■ TASK DIRECTIONS: Look for the string "附近站点" in the lines and copy each line that has it.

#### DATA IN THIS EXERCISE ####

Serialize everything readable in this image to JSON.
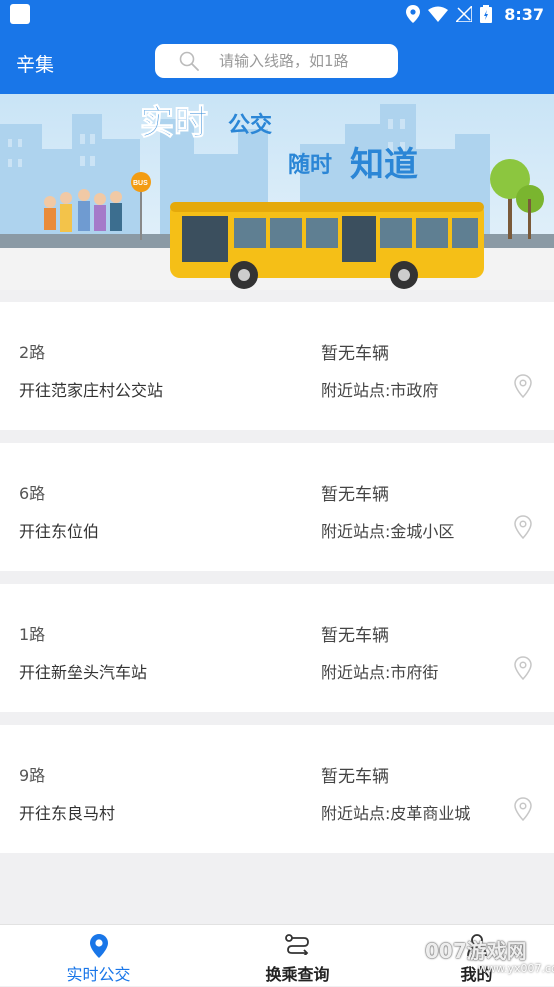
{
  "status_bar": {
    "time": "8:37"
  },
  "header": {
    "city": "辛集",
    "search_placeholder": "请输入线路，如1路"
  },
  "banner": {
    "title_line1_big": "实时",
    "title_line1_small": "公交",
    "title_line2_small": "随时",
    "title_line2_big": "知道",
    "bus_stop_sign": "BUS"
  },
  "routes": [
    {
      "name": "2路",
      "destination": "开往范家庄村公交站",
      "status": "暂无车辆",
      "nearby_stop": "附近站点:市政府"
    },
    {
      "name": "6路",
      "destination": "开往东位伯",
      "status": "暂无车辆",
      "nearby_stop": "附近站点:金城小区"
    },
    {
      "name": "1路",
      "destination": "开往新垒头汽车站",
      "status": "暂无车辆",
      "nearby_stop": "附近站点:市府街"
    },
    {
      "name": "9路",
      "destination": "开往东良马村",
      "status": "暂无车辆",
      "nearby_stop": "附近站点:皮革商业城"
    }
  ],
  "tabs": [
    {
      "label": "实时公交",
      "icon": "location-pin-icon",
      "active": true
    },
    {
      "label": "换乘查询",
      "icon": "transfer-route-icon",
      "active": false
    },
    {
      "label": "我的",
      "icon": "user-icon",
      "active": false
    }
  ],
  "watermark": {
    "text": "007游戏网",
    "url": "www.yx007.com"
  },
  "colors": {
    "primary": "#1976e8",
    "active_tab": "#1976e8",
    "background": "#f0f0f2"
  }
}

####

■ TASK OUTPUT:
      "nearby_stop": "附近站点:市政府"
      "nearby_stop": "附近站点:金城小区"
      "nearby_stop": "附近站点:市府街"
      "nearby_stop": "附近站点:皮革商业城"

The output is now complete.